* What you have to do
Check every line below for the word "écrivait" and copy the ones that have it.

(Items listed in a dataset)

%%

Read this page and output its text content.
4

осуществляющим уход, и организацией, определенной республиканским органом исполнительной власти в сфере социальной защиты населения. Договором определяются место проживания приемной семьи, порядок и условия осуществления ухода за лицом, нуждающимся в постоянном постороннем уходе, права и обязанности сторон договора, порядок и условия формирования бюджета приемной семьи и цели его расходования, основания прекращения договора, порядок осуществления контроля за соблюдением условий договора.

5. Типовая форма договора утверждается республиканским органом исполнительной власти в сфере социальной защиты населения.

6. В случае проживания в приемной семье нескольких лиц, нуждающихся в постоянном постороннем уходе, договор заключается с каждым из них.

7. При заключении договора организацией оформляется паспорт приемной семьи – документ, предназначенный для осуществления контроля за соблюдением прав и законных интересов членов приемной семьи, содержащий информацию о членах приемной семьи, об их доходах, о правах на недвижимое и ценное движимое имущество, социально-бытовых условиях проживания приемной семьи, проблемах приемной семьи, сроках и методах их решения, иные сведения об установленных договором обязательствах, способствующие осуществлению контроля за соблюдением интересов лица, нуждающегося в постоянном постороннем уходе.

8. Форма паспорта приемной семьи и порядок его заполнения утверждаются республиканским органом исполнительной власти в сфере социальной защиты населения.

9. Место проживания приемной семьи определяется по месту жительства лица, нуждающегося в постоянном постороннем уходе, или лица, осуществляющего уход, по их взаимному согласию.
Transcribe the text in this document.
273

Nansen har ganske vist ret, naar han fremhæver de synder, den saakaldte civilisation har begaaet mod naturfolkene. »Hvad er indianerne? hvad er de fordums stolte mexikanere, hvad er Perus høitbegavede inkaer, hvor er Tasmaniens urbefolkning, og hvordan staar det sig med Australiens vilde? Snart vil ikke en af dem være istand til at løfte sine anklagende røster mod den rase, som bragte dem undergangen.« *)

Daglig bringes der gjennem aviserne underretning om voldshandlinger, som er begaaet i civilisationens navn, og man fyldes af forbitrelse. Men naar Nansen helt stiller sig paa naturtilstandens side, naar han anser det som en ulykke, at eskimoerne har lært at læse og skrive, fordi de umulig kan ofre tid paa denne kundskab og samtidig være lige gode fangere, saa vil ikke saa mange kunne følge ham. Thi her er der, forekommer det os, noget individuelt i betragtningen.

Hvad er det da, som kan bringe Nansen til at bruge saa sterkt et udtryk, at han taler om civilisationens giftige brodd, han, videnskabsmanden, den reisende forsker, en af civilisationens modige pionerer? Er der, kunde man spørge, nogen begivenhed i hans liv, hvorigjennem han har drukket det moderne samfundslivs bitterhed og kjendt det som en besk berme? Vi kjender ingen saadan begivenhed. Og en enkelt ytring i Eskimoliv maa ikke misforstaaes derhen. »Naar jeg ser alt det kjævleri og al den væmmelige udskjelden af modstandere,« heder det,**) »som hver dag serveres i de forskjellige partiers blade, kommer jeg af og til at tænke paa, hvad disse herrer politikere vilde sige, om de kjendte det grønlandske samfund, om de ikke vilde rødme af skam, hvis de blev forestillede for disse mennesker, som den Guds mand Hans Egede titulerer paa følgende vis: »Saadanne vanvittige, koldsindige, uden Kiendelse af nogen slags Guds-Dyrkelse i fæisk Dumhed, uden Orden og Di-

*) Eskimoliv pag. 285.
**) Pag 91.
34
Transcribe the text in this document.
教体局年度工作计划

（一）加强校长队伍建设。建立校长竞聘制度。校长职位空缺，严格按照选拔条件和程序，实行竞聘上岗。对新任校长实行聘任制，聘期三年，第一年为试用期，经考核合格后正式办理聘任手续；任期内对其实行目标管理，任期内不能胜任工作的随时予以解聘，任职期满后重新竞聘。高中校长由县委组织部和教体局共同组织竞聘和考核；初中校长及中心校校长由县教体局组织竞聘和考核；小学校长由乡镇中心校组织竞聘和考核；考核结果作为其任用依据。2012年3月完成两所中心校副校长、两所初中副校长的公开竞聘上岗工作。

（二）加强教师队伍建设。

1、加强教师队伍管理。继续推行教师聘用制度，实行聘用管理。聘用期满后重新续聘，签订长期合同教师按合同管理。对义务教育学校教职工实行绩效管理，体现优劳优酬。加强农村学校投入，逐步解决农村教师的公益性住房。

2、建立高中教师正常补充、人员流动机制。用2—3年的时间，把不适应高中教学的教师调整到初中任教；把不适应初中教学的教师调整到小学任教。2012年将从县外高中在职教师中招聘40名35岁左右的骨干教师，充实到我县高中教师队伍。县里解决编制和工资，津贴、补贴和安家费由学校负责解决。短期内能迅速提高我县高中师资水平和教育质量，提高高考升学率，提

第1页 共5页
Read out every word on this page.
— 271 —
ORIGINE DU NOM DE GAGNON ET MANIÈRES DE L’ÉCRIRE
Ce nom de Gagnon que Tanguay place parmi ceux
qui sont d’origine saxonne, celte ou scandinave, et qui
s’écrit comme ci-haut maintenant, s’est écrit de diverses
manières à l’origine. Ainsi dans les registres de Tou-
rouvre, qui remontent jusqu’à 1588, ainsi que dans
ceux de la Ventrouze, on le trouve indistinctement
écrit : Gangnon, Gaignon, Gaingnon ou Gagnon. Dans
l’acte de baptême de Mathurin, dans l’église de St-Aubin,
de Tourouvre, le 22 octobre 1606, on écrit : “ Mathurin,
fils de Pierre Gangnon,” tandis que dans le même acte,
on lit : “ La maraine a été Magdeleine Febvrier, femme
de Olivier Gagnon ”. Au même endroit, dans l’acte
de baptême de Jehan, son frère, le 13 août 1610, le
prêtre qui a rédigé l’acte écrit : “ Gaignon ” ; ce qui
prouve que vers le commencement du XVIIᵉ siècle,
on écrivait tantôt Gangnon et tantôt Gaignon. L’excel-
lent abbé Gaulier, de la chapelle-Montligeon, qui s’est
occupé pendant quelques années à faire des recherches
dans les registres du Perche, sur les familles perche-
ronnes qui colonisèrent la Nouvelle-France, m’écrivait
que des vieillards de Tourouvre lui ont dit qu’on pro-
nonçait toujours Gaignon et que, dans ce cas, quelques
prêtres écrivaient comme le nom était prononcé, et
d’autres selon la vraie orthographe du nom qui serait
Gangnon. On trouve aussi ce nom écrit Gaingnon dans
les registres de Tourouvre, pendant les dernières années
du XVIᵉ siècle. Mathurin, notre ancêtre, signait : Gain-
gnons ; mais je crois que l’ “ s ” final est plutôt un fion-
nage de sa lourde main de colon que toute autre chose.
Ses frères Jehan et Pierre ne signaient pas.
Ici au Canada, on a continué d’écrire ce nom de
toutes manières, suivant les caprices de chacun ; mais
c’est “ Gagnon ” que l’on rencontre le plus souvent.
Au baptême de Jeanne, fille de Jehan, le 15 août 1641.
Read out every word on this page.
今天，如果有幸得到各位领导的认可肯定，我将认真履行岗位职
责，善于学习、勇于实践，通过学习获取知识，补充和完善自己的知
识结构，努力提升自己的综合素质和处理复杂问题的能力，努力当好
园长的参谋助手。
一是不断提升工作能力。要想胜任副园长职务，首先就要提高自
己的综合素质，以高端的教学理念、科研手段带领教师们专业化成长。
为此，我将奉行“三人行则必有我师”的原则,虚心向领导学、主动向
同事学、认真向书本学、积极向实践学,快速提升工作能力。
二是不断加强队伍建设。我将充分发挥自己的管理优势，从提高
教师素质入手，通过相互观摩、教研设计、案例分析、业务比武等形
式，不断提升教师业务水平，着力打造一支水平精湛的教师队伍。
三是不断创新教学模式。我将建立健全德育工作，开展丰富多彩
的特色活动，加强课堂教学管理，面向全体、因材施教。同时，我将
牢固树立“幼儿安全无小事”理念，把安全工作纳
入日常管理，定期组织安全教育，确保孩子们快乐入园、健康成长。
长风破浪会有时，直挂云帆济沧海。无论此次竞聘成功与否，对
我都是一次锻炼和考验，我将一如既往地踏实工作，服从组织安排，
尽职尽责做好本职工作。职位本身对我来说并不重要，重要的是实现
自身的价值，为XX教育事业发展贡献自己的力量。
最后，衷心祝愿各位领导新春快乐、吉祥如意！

%%

* Written solution
on écrivait tantôt Gangnon et tantôt Gaignon. L’excel-
ronnes qui colonisèrent la Nouvelle-France, m’écrivait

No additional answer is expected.